• REQUEST: Look for the string "Spend" in every line, and copy each line that has it.
── LISTING ──
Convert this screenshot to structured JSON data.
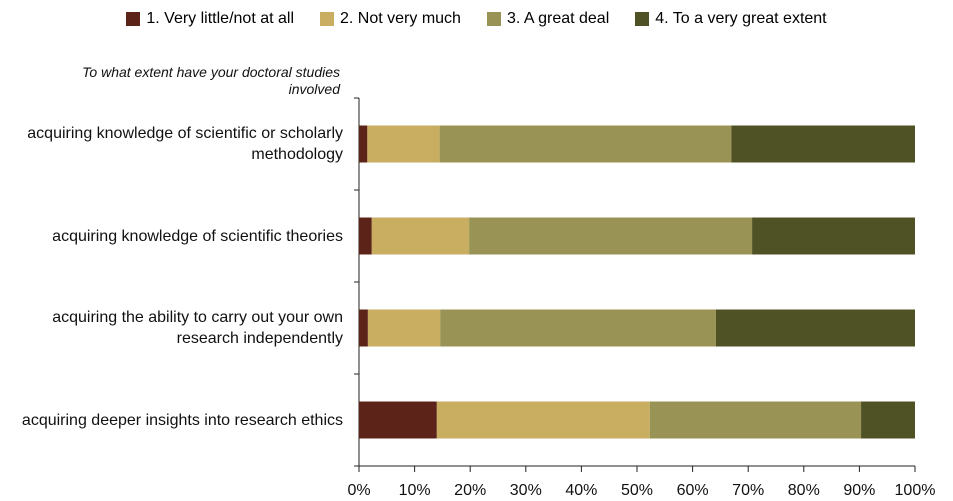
{
  "chart_data": {
    "type": "stacked_bar_horizontal",
    "y_axis_title": "To what extent have your doctoral studies involved",
    "categories": [
      "acquiring knowledge of scientific or scholarly methodology",
      "acquiring knowledge of scientific theories",
      "acquiring the ability to carry out your own research independently",
      "acquiring deeper insights into research ethics"
    ],
    "series": [
      {
        "name": "1. Very little/not at all",
        "color": "#5c2418",
        "values": [
          1.5,
          2.3,
          1.6,
          14
        ]
      },
      {
        "name": "2. Not very much",
        "color": "#c9ad60",
        "values": [
          13,
          17.5,
          13,
          38.3
        ]
      },
      {
        "name": "3. A great deal",
        "color": "#999456",
        "values": [
          52.5,
          50.9,
          49.6,
          38
        ]
      },
      {
        "name": "4. To a very great extent",
        "color": "#4f5225",
        "values": [
          33,
          29.3,
          35.8,
          9.7
        ]
      }
    ],
    "xlim": [
      0,
      100
    ],
    "xticks": [
      {
        "value": 0,
        "label": "0%"
      },
      {
        "value": 10,
        "label": "10%"
      },
      {
        "value": 20,
        "label": "20%"
      },
      {
        "value": 30,
        "label": "30%"
      },
      {
        "value": 40,
        "label": "40%"
      },
      {
        "value": 50,
        "label": "50%"
      },
      {
        "value": 60,
        "label": "60%"
      },
      {
        "value": 70,
        "label": "70%"
      },
      {
        "value": 80,
        "label": "80%"
      },
      {
        "value": 90,
        "label": "90%"
      },
      {
        "value": 100,
        "label": "100%"
      }
    ],
    "legend": "top"
  }
}
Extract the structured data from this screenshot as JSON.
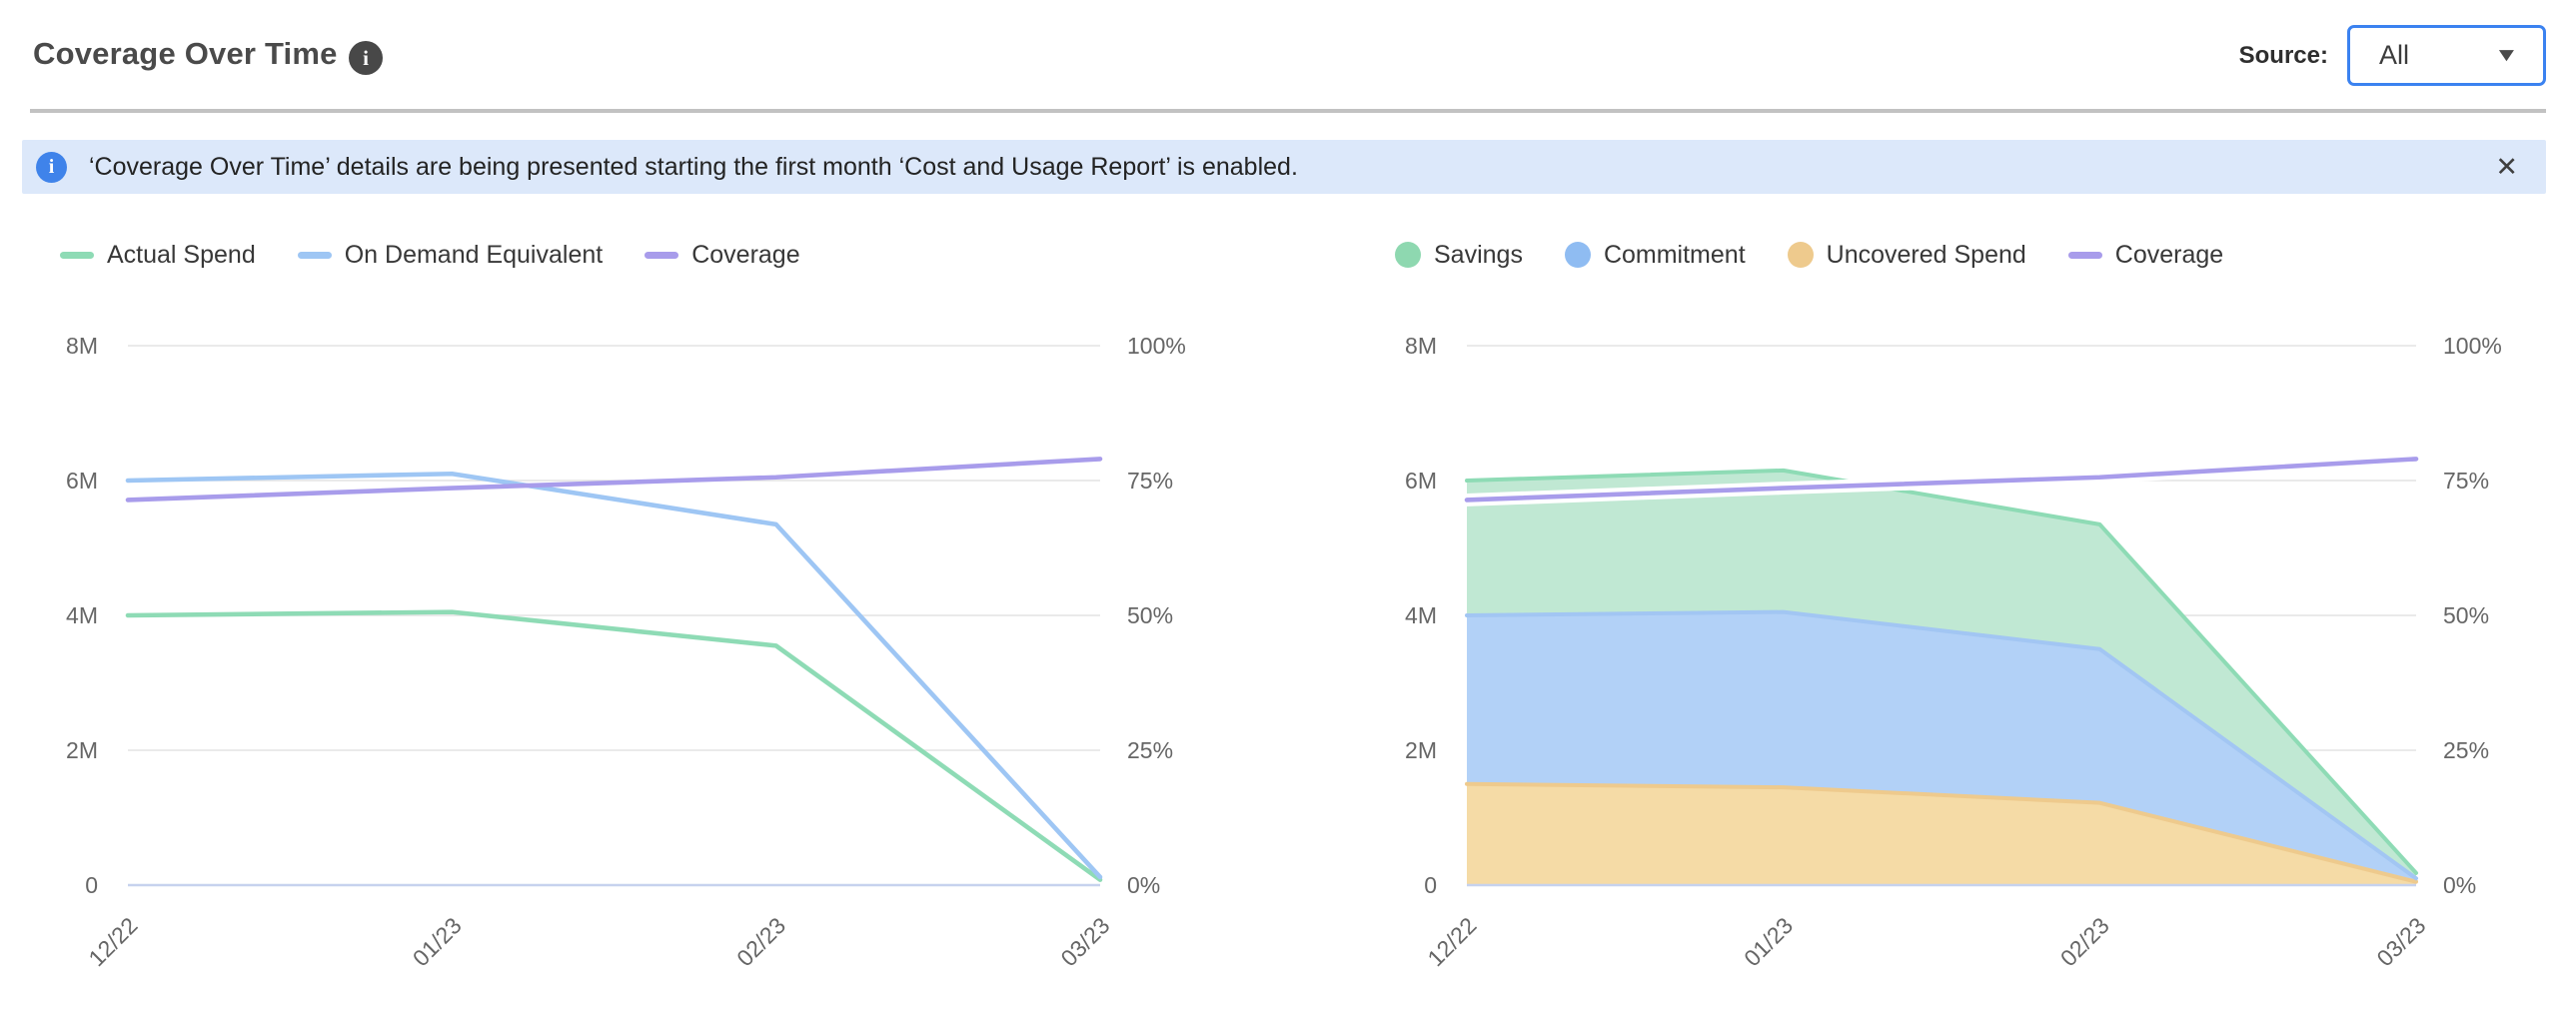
{
  "header": {
    "title": "Coverage Over Time",
    "info_icon": "info-icon",
    "source_label": "Source:",
    "source_value": "All"
  },
  "banner": {
    "icon": "info-icon",
    "text": "‘Coverage Over Time’ details are being presented starting the first month ‘Cost and Usage Report’ is enabled.",
    "close_glyph": "✕"
  },
  "colors": {
    "green": "#8edbb5",
    "green_fill": "#c0e8d3",
    "blue": "#9ec6f4",
    "blue_fill": "#b2d1f7",
    "purple": "#a89ceb",
    "orange": "#eeca8d",
    "orange_fill": "#f5dba6",
    "gridline": "#e4e4e4",
    "baseline": "#c6d2ee",
    "banner_bg": "#dce8fa",
    "banner_icon_bg": "#3f83ea",
    "dropdown_border": "#3b82f0"
  },
  "chart_data": [
    {
      "type": "line",
      "title": "Coverage Over Time (lines)",
      "x": [
        "12/22",
        "01/23",
        "02/23",
        "03/23"
      ],
      "y_left": {
        "label": "",
        "unit": "M",
        "max": 8,
        "ticks": [
          0,
          2,
          4,
          6,
          8
        ],
        "tick_labels": [
          "0",
          "2M",
          "4M",
          "6M",
          "8M"
        ]
      },
      "y_right": {
        "label": "",
        "unit": "%",
        "max": 100,
        "ticks": [
          0,
          25,
          50,
          75,
          100
        ],
        "tick_labels": [
          "0%",
          "25%",
          "50%",
          "75%",
          "100%"
        ]
      },
      "grid": true,
      "legend_position": "top",
      "legend": [
        {
          "label": "Actual Spend",
          "marker": "line",
          "color": "#8edbb5"
        },
        {
          "label": "On Demand Equivalent",
          "marker": "line",
          "color": "#9ec6f4"
        },
        {
          "label": "Coverage",
          "marker": "line",
          "color": "#a89ceb"
        }
      ],
      "series": [
        {
          "name": "Actual Spend",
          "kind": "line",
          "axis": "left",
          "color": "#8edbb5",
          "values": [
            4.0,
            4.05,
            3.55,
            0.08
          ]
        },
        {
          "name": "On Demand Equivalent",
          "kind": "line",
          "axis": "left",
          "color": "#9ec6f4",
          "values": [
            6.0,
            6.1,
            5.35,
            0.12
          ]
        },
        {
          "name": "Coverage",
          "kind": "line",
          "axis": "right",
          "color": "#a89ceb",
          "values": [
            71.4,
            73.6,
            75.6,
            79.0
          ]
        }
      ]
    },
    {
      "type": "area",
      "title": "Coverage Over Time (stacked areas)",
      "stacked": true,
      "x": [
        "12/22",
        "01/23",
        "02/23",
        "03/23"
      ],
      "y_left": {
        "label": "",
        "unit": "M",
        "max": 8,
        "ticks": [
          0,
          2,
          4,
          6,
          8
        ],
        "tick_labels": [
          "0",
          "2M",
          "4M",
          "6M",
          "8M"
        ]
      },
      "y_right": {
        "label": "",
        "unit": "%",
        "max": 100,
        "ticks": [
          0,
          25,
          50,
          75,
          100
        ],
        "tick_labels": [
          "0%",
          "25%",
          "50%",
          "75%",
          "100%"
        ]
      },
      "grid": true,
      "legend_position": "top",
      "legend": [
        {
          "label": "Savings",
          "marker": "circle",
          "color": "#8ed8b0"
        },
        {
          "label": "Commitment",
          "marker": "circle",
          "color": "#8fbcf2"
        },
        {
          "label": "Uncovered Spend",
          "marker": "circle",
          "color": "#eeca8d"
        },
        {
          "label": "Coverage",
          "marker": "line",
          "color": "#a89ceb"
        }
      ],
      "series": [
        {
          "name": "Uncovered Spend",
          "kind": "area",
          "axis": "left",
          "color": "#eeca8d",
          "fill": "#f5dba6",
          "values": [
            1.5,
            1.45,
            1.22,
            0.05
          ]
        },
        {
          "name": "Commitment",
          "kind": "area",
          "axis": "left",
          "color": "#a2c6f3",
          "fill": "#b2d1f7",
          "values": [
            2.5,
            2.6,
            2.28,
            0.05
          ]
        },
        {
          "name": "Savings",
          "kind": "area",
          "axis": "left",
          "color": "#8edbb5",
          "fill": "#c0e8d3",
          "values": [
            2.0,
            2.1,
            1.85,
            0.08
          ]
        },
        {
          "name": "Coverage",
          "kind": "line",
          "axis": "right",
          "color": "#a89ceb",
          "halo": "#ffffff",
          "values": [
            71.4,
            73.6,
            75.6,
            79.0
          ]
        }
      ]
    }
  ]
}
───
• SOLVED PROBLEM:
          "label": "Actual Spend",
          "name": "Actual Spend",
          "label": "Uncovered Spend",
          "name": "Uncovered Spend",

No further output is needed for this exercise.